[Begin]
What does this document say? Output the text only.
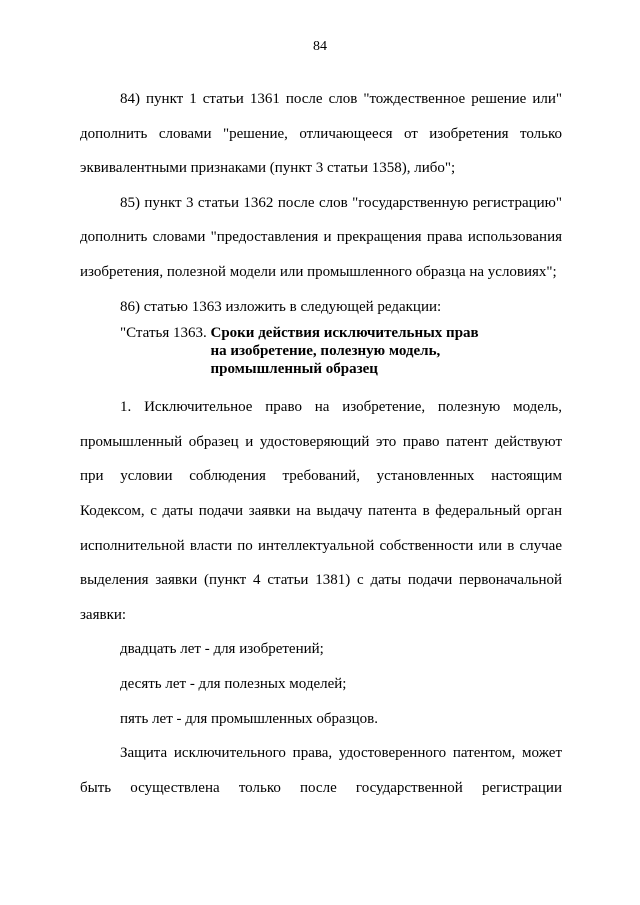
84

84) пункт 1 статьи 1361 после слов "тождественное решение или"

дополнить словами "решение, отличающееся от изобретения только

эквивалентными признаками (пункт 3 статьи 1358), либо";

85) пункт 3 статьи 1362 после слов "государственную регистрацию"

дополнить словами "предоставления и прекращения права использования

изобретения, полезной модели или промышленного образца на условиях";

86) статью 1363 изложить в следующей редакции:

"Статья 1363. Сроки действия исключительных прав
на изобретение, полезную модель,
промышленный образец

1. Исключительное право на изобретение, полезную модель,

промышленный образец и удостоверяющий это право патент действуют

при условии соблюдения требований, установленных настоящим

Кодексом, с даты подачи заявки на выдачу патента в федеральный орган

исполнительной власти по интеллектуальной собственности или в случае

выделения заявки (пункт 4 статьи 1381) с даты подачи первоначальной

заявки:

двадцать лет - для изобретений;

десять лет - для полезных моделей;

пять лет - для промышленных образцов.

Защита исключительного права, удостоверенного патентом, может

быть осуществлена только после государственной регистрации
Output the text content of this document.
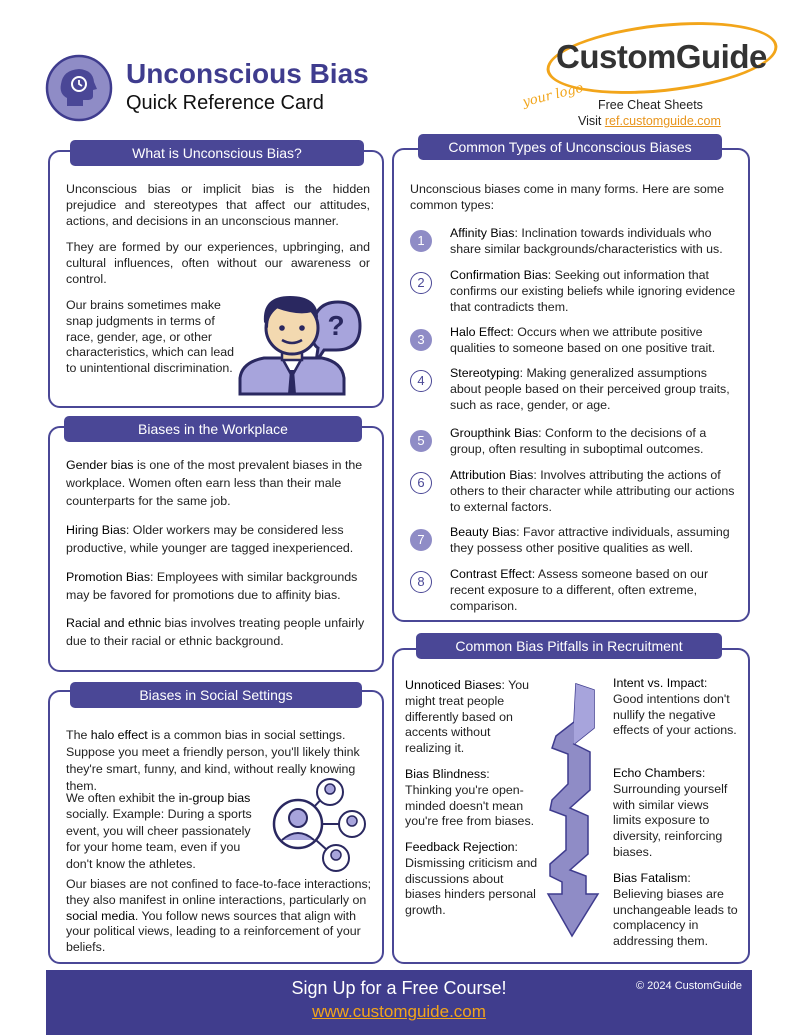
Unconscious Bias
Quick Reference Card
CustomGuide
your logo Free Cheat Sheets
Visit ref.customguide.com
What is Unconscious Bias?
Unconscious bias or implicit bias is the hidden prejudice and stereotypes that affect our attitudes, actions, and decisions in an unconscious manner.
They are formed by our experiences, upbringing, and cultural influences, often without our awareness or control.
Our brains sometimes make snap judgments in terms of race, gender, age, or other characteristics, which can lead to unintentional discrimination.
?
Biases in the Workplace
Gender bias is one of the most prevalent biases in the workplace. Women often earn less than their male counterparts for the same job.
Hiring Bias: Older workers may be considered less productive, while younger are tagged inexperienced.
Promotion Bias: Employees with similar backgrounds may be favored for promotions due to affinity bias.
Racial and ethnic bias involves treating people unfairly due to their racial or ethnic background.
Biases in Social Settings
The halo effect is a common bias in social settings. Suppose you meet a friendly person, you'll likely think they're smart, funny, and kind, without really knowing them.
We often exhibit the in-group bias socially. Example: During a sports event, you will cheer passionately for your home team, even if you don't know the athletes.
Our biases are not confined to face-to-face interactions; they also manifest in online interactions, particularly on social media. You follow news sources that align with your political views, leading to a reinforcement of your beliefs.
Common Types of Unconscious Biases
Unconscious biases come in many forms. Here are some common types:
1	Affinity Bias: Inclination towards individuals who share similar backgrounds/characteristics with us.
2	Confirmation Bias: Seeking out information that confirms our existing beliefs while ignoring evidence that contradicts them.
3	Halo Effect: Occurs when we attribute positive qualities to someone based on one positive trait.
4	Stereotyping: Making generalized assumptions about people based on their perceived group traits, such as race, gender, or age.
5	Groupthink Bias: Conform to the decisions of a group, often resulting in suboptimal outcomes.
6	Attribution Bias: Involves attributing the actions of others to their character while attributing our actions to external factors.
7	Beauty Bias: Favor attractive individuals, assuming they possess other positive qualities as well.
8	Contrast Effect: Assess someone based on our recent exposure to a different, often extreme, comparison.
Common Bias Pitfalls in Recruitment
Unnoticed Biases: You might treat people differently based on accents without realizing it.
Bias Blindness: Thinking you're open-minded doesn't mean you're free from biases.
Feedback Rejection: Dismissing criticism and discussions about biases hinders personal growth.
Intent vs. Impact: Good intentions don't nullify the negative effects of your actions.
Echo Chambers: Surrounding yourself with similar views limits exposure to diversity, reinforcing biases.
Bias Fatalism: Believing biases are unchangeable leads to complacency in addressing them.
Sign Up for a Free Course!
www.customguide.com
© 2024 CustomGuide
[End]
Pull out each line of the listing that holds the string "characteristics".

In response ::
Our brains sometimes make snap judgments in terms of race, gender, age, or other characteristics, which can lead to unintentional discrimination.
1	Affinity Bias: Inclination towards individuals who share similar backgrounds/characteristics with us.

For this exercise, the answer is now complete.